Stated exercise
Provide an exact reproduction of every entry.

▼

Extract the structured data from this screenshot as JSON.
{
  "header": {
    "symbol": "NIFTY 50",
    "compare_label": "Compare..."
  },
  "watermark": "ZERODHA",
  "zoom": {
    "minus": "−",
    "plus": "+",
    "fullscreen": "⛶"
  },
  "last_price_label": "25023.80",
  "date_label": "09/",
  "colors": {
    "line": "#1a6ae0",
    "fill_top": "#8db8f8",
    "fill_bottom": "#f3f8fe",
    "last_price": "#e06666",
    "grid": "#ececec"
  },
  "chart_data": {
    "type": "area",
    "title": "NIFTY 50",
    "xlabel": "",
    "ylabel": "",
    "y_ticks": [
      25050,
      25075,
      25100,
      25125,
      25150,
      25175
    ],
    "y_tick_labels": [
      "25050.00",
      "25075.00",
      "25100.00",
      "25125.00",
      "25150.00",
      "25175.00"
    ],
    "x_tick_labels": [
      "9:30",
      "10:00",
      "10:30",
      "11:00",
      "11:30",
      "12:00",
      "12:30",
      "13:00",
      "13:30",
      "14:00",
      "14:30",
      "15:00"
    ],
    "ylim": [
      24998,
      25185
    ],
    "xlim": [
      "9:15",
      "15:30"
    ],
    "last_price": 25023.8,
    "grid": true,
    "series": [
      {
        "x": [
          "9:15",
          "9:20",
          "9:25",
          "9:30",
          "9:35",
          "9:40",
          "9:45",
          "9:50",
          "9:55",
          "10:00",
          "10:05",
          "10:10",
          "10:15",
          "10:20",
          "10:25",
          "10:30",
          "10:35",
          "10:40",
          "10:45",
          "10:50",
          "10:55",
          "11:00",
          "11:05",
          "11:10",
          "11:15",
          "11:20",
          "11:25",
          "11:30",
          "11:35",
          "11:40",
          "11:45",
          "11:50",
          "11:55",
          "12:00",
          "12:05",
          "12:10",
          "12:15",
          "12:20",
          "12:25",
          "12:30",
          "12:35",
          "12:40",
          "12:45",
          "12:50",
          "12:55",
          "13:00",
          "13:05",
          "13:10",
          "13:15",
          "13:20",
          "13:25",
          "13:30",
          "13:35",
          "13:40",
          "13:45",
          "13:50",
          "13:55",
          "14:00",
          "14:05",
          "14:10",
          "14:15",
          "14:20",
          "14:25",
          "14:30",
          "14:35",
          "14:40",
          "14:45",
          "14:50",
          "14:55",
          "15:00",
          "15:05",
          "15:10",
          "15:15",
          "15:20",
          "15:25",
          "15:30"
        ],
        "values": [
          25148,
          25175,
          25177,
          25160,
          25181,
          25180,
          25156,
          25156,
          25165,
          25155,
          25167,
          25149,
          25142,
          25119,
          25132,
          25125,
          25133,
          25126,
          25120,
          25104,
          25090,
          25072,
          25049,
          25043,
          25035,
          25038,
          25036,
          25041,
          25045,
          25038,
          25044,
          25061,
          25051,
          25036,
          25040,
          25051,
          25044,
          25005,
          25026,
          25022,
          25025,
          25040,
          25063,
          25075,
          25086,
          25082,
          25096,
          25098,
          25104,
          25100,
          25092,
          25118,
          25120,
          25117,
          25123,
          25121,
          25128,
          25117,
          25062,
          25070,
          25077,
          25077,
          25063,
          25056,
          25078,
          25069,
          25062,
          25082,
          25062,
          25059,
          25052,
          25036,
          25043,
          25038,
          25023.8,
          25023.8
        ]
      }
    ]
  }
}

▲

Task result
Extract the structured data from this screenshot as JSON.
{
  "header": {
    "symbol": "NIFTY 50",
    "compare_label": "Compare..."
  },
  "watermark": "ZERODHA",
  "zoom": {
    "minus": "−",
    "plus": "+",
    "fullscreen": "⛶"
  },
  "last_price_label": "25023.80",
  "date_label": "09/",
  "colors": {
    "line": "#1a6ae0",
    "fill_top": "#8db8f8",
    "fill_bottom": "#f3f8fe",
    "last_price": "#e06666",
    "grid": "#ececec"
  },
  "chart_data": {
    "type": "area",
    "title": "NIFTY 50",
    "xlabel": "",
    "ylabel": "",
    "y_ticks": [
      25050,
      25075,
      25100,
      25125,
      25150,
      25175
    ],
    "y_tick_labels": [
      "25050.00",
      "25075.00",
      "25100.00",
      "25125.00",
      "25150.00",
      "25175.00"
    ],
    "x_tick_labels": [
      "9:30",
      "10:00",
      "10:30",
      "11:00",
      "11:30",
      "12:00",
      "12:30",
      "13:00",
      "13:30",
      "14:00",
      "14:30",
      "15:00"
    ],
    "ylim": [
      24998,
      25185
    ],
    "xlim": [
      "9:15",
      "15:30"
    ],
    "last_price": 25023.8,
    "grid": true,
    "series": [
      {
        "x": [
          "9:15",
          "9:20",
          "9:25",
          "9:30",
          "9:35",
          "9:40",
          "9:45",
          "9:50",
          "9:55",
          "10:00",
          "10:05",
          "10:10",
          "10:15",
          "10:20",
          "10:25",
          "10:30",
          "10:35",
          "10:40",
          "10:45",
          "10:50",
          "10:55",
          "11:00",
          "11:05",
          "11:10",
          "11:15",
          "11:20",
          "11:25",
          "11:30",
          "11:35",
          "11:40",
          "11:45",
          "11:50",
          "11:55",
          "12:00",
          "12:05",
          "12:10",
          "12:15",
          "12:20",
          "12:25",
          "12:30",
          "12:35",
          "12:40",
          "12:45",
          "12:50",
          "12:55",
          "13:00",
          "13:05",
          "13:10",
          "13:15",
          "13:20",
          "13:25",
          "13:30",
          "13:35",
          "13:40",
          "13:45",
          "13:50",
          "13:55",
          "14:00",
          "14:05",
          "14:10",
          "14:15",
          "14:20",
          "14:25",
          "14:30",
          "14:35",
          "14:40",
          "14:45",
          "14:50",
          "14:55",
          "15:00",
          "15:05",
          "15:10",
          "15:15",
          "15:20",
          "15:25",
          "15:30"
        ],
        "values": [
          25148,
          25175,
          25177,
          25160,
          25181,
          25180,
          25156,
          25156,
          25165,
          25155,
          25167,
          25149,
          25142,
          25119,
          25132,
          25125,
          25133,
          25126,
          25120,
          25104,
          25090,
          25072,
          25049,
          25043,
          25035,
          25038,
          25036,
          25041,
          25045,
          25038,
          25044,
          25061,
          25051,
          25036,
          25040,
          25051,
          25044,
          25005,
          25026,
          25022,
          25025,
          25040,
          25063,
          25075,
          25086,
          25082,
          25096,
          25098,
          25104,
          25100,
          25092,
          25118,
          25120,
          25117,
          25123,
          25121,
          25128,
          25117,
          25062,
          25070,
          25077,
          25077,
          25063,
          25056,
          25078,
          25069,
          25062,
          25082,
          25062,
          25059,
          25052,
          25036,
          25043,
          25038,
          25023.8,
          25023.8
        ]
      }
    ]
  }
}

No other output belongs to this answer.